Gerard Anmella
Psychiatrist and researcher at the Depressive and Bipolar Disorders Unit of the Hospital Clínic de Barcelona
This meta-analysis evaluates treatment with intravenous ketamine infusions in people with major depressive episodes. It includes 26 randomized, placebo-controlled clinical trials conducted in various parts of the world, involving a total of 1,166 participants.
Each individual study has its own characteristics: different doses, different participant profiles, and different follow-up periods. A meta-analysis combines the results of several trials to estimate the average effect of the treatment (some studies will show a greater effect, others a lesser one, but this allows for comparison). That is why it is considered one of the strongest sources of evidence: it integrates multiple studies and increases the statistical power to detect real effects.
Compared to placebo, people who received intravenous ketamine showed a significant reduction in suicidal ideation and other depressive symptoms. The effect was already apparent four hours after the infusion and persisted at 24 hours, three days, one week, and even one month.
The magnitude of the change was approximately SMD = 0.7, which is considered a large effect size. To understand this intuitively: at 24 hours, the typical person in the ketamine group had fewer suicidal thoughts than about 75% of the placebo group. And if we randomly pair one person from each group, in approximately seven out of every 10 pairs, the person in the ketamine group shows fewer symptoms.
This effect was observed in both suicidal ideation and other depressive symptoms: sadness, difficulty experiencing pleasure, sluggishness, anxiety, insomnia, lack of appetite, pessimism, and difficulty concentrating, among others.
When response rates were analyzed (a 50% reduction in depressive symptoms from baseline), ketamine outperformed the placebo during the first week, but not thereafter. And no differences were found in terms of remission, that is, becoming virtually symptom-free.
Most studies reported no significant adverse effects, and those described were mostly unrelated to ketamine. Even so, caution is warranted: participants in clinical trials are typically selected (for example, those without other associated conditions), so when this treatment is applied to the general population, the frequency of adverse effects is likely to be higher. Furthermore, in depression, it is difficult to distinguish whether a specific symptom stems from the illness itself or from the treatment.

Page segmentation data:
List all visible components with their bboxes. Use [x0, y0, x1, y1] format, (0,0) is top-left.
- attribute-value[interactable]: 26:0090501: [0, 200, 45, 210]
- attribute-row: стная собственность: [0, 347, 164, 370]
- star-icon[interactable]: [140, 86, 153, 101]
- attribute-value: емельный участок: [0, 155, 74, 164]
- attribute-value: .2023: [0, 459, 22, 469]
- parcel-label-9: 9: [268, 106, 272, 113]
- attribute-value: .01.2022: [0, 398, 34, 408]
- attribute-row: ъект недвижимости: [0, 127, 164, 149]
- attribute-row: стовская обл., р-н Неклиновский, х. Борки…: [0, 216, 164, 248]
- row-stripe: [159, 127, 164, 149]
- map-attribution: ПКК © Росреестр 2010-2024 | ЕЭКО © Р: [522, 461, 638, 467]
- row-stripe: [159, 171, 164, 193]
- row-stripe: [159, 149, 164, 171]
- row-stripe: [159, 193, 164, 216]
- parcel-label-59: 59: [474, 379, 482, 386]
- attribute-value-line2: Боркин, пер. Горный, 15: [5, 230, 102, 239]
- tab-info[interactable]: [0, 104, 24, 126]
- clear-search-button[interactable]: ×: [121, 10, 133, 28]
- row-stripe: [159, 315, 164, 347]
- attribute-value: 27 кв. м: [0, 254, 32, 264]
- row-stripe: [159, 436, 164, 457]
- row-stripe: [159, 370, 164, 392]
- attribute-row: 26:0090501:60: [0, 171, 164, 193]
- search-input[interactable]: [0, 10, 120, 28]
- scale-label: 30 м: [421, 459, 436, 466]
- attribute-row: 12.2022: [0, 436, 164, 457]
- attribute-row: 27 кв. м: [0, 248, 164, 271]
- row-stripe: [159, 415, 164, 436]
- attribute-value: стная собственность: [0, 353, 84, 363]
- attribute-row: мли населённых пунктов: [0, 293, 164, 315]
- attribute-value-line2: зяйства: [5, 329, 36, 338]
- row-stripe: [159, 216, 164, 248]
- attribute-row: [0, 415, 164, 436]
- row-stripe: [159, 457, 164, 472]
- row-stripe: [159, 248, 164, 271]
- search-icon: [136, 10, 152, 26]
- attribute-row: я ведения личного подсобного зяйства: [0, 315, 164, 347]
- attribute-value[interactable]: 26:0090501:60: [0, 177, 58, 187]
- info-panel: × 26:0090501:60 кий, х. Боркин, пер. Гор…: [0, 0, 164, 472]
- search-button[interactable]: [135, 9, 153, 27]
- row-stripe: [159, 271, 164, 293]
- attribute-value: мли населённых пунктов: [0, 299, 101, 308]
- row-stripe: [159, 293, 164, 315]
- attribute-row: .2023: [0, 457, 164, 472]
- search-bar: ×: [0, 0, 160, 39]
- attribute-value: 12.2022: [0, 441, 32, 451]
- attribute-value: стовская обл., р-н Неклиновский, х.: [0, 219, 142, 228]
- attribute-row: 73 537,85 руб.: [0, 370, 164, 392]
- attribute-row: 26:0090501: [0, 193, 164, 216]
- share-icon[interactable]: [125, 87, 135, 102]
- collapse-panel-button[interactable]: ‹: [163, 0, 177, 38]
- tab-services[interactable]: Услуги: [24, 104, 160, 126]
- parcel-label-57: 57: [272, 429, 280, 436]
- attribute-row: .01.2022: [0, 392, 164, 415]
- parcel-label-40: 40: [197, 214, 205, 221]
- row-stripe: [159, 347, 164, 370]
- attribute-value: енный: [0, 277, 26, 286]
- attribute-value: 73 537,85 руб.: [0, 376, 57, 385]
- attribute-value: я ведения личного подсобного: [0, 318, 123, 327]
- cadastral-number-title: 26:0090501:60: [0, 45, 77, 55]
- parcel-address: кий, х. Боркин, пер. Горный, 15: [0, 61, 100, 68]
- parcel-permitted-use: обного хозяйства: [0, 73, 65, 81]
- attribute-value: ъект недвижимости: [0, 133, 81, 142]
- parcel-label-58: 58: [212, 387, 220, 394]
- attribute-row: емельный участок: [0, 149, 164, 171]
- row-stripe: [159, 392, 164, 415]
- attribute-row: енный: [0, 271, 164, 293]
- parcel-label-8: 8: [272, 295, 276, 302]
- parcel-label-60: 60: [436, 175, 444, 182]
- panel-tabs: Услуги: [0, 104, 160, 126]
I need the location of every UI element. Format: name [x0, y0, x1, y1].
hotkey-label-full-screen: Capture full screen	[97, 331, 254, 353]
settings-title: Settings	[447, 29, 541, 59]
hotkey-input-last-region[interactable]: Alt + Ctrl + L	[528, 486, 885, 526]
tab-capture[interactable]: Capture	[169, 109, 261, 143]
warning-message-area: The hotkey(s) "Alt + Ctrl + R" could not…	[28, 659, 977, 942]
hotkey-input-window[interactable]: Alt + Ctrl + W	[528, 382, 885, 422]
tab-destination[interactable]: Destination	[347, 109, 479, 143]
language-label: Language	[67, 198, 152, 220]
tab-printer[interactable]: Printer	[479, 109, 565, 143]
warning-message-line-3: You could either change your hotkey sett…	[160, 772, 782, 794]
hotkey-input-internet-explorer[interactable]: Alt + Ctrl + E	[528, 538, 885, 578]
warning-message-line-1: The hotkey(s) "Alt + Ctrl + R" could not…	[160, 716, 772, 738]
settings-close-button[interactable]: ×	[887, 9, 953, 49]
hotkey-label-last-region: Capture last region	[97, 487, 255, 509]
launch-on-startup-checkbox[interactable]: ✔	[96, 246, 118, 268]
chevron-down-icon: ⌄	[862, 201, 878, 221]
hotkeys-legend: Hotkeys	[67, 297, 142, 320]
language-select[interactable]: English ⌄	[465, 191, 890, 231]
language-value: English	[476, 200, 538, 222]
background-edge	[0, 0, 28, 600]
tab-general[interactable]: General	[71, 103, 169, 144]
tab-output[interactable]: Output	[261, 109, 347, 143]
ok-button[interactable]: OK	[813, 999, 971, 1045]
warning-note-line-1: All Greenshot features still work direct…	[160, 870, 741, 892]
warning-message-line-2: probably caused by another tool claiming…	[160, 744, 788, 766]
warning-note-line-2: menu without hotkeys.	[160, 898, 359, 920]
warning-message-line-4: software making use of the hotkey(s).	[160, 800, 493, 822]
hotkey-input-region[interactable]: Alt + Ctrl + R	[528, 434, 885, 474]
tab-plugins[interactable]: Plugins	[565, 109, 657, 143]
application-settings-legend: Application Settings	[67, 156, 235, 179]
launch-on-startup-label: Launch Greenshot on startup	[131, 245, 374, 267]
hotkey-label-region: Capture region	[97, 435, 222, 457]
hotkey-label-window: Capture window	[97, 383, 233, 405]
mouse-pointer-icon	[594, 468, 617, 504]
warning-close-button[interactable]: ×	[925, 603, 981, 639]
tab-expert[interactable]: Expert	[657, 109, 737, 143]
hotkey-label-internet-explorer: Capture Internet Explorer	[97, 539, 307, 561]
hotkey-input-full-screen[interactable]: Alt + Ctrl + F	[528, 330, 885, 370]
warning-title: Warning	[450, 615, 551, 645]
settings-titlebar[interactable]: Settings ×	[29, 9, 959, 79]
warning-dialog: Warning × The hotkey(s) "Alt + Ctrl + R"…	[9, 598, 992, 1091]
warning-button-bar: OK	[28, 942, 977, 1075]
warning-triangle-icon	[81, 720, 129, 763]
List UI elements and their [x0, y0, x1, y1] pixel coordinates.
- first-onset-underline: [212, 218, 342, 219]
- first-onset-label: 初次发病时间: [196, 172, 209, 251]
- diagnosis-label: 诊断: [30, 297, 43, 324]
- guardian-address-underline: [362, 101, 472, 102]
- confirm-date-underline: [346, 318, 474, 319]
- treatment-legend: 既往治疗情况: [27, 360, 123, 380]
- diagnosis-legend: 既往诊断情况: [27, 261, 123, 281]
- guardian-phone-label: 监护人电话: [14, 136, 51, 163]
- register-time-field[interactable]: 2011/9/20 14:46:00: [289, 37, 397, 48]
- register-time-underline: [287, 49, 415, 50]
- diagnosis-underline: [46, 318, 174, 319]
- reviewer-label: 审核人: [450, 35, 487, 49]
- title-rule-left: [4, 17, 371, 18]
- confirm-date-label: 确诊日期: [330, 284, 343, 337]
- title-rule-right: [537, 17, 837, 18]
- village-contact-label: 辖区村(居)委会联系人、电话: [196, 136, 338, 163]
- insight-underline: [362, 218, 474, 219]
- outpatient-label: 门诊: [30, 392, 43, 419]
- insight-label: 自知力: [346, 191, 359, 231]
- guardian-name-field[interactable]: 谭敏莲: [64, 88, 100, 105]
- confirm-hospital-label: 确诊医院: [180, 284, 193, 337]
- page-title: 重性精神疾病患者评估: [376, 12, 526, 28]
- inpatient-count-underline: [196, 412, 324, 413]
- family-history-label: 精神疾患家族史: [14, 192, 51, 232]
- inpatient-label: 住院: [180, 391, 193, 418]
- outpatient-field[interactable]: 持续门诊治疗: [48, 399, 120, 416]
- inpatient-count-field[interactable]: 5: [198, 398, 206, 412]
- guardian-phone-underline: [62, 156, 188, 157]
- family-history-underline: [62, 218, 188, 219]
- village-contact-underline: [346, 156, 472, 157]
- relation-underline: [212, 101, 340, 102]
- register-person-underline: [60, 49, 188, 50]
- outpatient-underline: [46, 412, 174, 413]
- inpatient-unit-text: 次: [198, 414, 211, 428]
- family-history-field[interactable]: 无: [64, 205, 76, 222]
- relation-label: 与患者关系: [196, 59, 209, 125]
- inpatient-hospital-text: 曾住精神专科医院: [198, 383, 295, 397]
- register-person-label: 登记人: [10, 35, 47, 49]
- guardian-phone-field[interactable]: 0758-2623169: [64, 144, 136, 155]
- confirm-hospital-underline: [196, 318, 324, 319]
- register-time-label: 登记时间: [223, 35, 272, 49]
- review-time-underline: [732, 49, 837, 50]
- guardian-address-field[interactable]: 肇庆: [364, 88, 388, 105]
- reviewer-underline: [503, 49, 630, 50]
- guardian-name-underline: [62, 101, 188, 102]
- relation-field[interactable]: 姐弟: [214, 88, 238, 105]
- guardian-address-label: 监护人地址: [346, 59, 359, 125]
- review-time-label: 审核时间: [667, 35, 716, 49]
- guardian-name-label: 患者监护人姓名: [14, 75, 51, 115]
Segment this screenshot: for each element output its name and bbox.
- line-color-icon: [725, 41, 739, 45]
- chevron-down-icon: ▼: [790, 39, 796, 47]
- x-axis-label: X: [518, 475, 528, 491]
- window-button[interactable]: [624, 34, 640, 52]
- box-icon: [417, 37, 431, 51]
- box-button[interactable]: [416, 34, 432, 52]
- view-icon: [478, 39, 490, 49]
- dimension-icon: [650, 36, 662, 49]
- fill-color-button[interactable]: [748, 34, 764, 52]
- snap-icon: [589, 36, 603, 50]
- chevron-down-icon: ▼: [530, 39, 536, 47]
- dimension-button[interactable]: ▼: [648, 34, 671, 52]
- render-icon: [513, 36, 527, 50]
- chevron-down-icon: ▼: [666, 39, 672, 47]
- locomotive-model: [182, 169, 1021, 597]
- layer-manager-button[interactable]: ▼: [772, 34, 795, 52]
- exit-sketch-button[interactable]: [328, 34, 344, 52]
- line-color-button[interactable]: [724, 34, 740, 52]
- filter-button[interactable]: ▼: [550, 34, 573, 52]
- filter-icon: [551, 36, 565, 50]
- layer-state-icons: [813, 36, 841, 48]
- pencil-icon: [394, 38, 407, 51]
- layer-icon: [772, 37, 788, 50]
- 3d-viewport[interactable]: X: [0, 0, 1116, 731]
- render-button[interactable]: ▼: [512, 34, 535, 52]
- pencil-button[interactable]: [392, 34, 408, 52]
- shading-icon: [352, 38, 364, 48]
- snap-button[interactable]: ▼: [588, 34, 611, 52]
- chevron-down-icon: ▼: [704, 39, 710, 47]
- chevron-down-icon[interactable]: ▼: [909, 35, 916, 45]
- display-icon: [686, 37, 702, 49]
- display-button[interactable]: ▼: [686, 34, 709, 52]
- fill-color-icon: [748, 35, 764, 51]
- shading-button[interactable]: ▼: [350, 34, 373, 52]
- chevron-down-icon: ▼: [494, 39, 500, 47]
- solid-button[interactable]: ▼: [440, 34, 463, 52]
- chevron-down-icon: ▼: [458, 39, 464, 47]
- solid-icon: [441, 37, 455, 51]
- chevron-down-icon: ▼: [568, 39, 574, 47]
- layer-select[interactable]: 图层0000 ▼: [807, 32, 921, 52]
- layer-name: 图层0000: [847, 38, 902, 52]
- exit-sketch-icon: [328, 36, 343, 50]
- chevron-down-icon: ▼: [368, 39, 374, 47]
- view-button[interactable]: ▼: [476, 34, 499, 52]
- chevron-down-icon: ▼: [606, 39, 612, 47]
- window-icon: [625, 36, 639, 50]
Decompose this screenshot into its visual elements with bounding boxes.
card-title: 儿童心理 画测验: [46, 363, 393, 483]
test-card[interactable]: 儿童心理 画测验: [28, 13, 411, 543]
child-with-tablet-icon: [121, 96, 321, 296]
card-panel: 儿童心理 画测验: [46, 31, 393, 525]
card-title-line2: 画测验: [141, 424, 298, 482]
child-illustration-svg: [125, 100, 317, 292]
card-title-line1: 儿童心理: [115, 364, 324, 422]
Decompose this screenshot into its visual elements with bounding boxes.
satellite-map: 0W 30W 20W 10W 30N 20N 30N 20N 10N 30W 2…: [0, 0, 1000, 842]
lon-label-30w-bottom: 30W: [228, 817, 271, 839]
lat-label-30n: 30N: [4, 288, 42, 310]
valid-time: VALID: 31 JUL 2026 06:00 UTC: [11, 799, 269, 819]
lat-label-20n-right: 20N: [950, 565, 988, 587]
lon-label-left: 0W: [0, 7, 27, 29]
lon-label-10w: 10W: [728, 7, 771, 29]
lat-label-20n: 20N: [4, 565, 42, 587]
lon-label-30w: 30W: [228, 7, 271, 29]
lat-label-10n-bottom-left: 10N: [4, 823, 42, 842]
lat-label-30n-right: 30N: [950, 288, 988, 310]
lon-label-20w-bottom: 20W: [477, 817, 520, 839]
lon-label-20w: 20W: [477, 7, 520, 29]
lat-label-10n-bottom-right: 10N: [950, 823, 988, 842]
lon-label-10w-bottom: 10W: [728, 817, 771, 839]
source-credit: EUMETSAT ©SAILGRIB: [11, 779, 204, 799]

**PROBLEM SET**
**a)** According to the text on intravenous ketamine for depression, how many participants took part in the 26 trials combined?
**b)** Continue the text on intravenous ketamine for depression from the point where it stops.
Nothing asked here depends on the page segmentation data.

**EXERCISE RESPONSES**
**a)** A total of 1,166 participants.

**b)**
Some people improved with a single administration, but most relapsed and required repeated infusions. People with bipolar depression showed worse outcomes than those with unipolar depression; while there are few studies, this is an interesting hypothesis to investigate. When comparing intravenous ketamine with esketamine, no significant differences were found, although only two studies were included.
Limitations
- Short follow-up. There is little data available several months later, so the long-term effect is unknown. More longitudinal studies are needed.
- Heterogeneity among studies. They differ in the profiles of the participants, doses, regimens (single or serial), and duration of follow-up. This makes comparison difficult, although the meta-analysis provides a good approximation.
- Difficulty maintaining blinding. In a clinical trial, it is essential that the participant not know whether they are receiving a placebo or active treatment, as believing they are receiving the treatment can magnify the perceived benefit (placebo effect). With ketamine, this is particularly complicated: the substance often causes noticeable effects—relaxation or dissociative symptoms such as a sense of strangeness or difficulty recognizing body parts—that make it easy to guess that it has been administered. To mitigate this, some studies used an active comparator (midazolam, a benzodiazepine with a sedative effect), while others used an inactive placebo (saline solution), which adds variability to the results.
- Study population. Trials typically exclude individuals with comorbidities, both psychiatric (anxiety, OCD, etc.) and non-psychiatric (diabetes, etc.), and the presence of more than one diagnosis is the norm, not the exception. The greater the number of comorbid conditions, the more difficult it is to treat depression, so the results may be somewhat inflated compared to what would be seen in routine clinical practice.
Intravenous ketamine produces a rapid and intense improvement in depressive symptoms and, particularly importantly, in suicidal ideation, as early as the first few hours after the infusion. This is an important finding, especially when considering clinical situations where time is of the essence—such as high suicide risk—and in which classic antidepressants take weeks to take effect.
That said, the data also call for caution. The effect on response rates wanes beyond the first week, does not translate into higher remission rates, most people relapse and require repeated infusions, and we do not know what happens in the medium and long term. Added to this are the methodological limitations discussed (difficult blinding, selected populations, heterogeneity among studies), which likely mean that the actual effect in clinical practice is somewhat smaller than that observed in these trials.
Intravenous ketamine is therefore not a cure for depression, but it is a promising tool that expands the available options, especially in severe cases or those at risk of suicide. More studies are needed—with long-term follow-ups, more representative populations, and well-defined maintenance regimens—to determine for whom, when, and for how long this treatment should be offered.